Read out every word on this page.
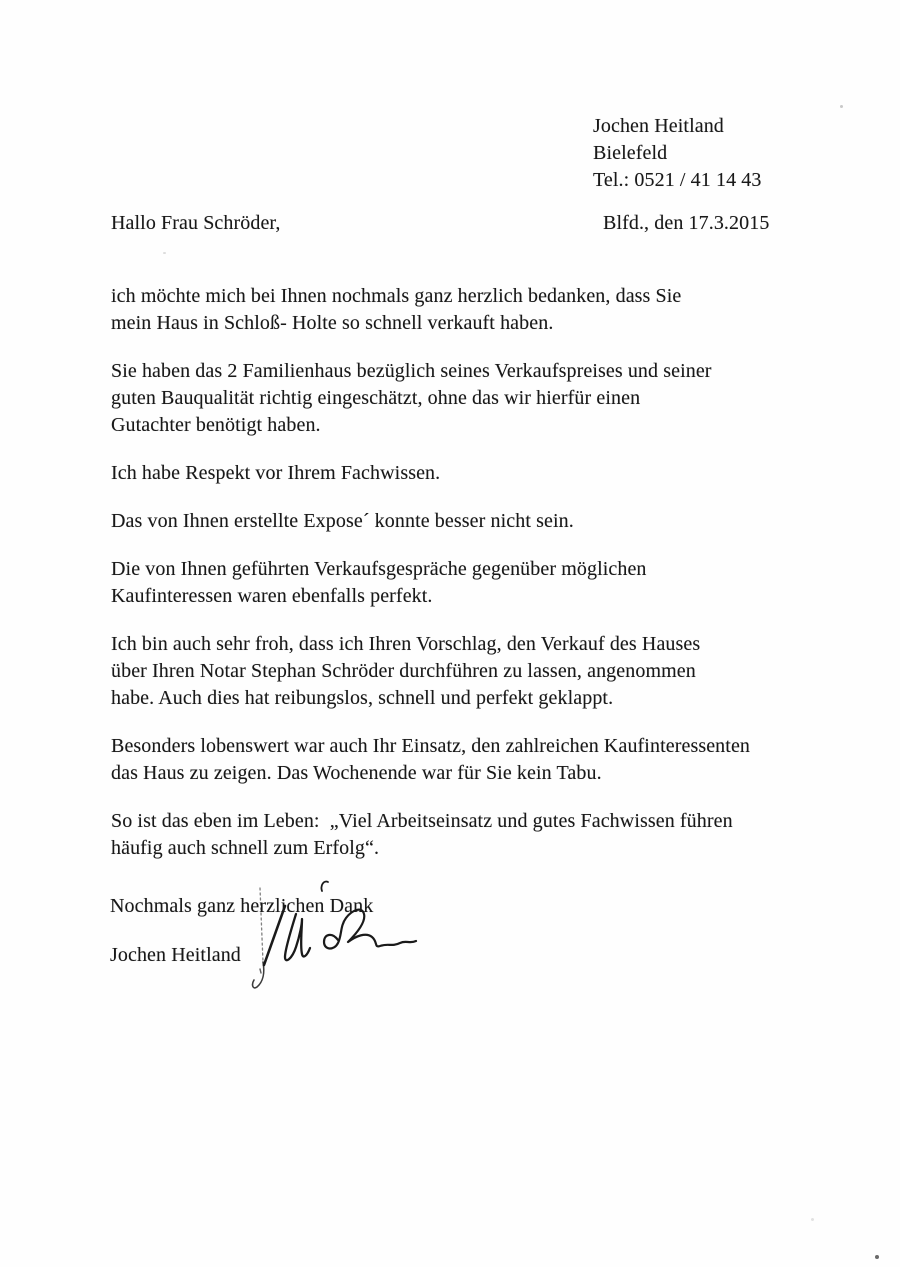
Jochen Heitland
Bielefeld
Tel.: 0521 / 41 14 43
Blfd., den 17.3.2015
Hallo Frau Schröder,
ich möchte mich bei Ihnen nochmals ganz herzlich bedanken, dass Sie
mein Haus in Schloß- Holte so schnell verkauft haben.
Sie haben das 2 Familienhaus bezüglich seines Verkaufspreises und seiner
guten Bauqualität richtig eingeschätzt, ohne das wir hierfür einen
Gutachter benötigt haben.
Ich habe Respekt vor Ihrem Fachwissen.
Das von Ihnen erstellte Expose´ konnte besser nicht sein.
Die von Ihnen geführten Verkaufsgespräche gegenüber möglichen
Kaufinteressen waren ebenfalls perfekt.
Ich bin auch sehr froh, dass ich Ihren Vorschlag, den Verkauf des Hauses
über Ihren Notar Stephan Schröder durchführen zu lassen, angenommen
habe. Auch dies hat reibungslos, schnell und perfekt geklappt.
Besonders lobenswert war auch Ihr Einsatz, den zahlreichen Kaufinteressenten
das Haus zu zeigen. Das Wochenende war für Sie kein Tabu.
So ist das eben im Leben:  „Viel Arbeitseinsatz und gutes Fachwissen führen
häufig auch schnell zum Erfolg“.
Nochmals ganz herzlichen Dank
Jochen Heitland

TASK STATEMENT: Please copy the data shown above precisely, leaving the images out.

FINISHED TASK:
Read out every word on this page.
Jochen Heitland
Bielefeld
Tel.: 0521 / 41 14 43
Blfd., den 17.3.2015
Hallo Frau Schröder,
ich möchte mich bei Ihnen nochmals ganz herzlich bedanken, dass Sie
mein Haus in Schloß- Holte so schnell verkauft haben.
Sie haben das 2 Familienhaus bezüglich seines Verkaufspreises und seiner
guten Bauqualität richtig eingeschätzt, ohne das wir hierfür einen
Gutachter benötigt haben.
Ich habe Respekt vor Ihrem Fachwissen.
Das von Ihnen erstellte Expose´ konnte besser nicht sein.
Die von Ihnen geführten Verkaufsgespräche gegenüber möglichen
Kaufinteressen waren ebenfalls perfekt.
Ich bin auch sehr froh, dass ich Ihren Vorschlag, den Verkauf des Hauses
über Ihren Notar Stephan Schröder durchführen zu lassen, angenommen
habe. Auch dies hat reibungslos, schnell und perfekt geklappt.
Besonders lobenswert war auch Ihr Einsatz, den zahlreichen Kaufinteressenten
das Haus zu zeigen. Das Wochenende war für Sie kein Tabu.
So ist das eben im Leben:  „Viel Arbeitseinsatz und gutes Fachwissen führen
häufig auch schnell zum Erfolg“.
Nochmals ganz herzlichen Dank
Jochen Heitland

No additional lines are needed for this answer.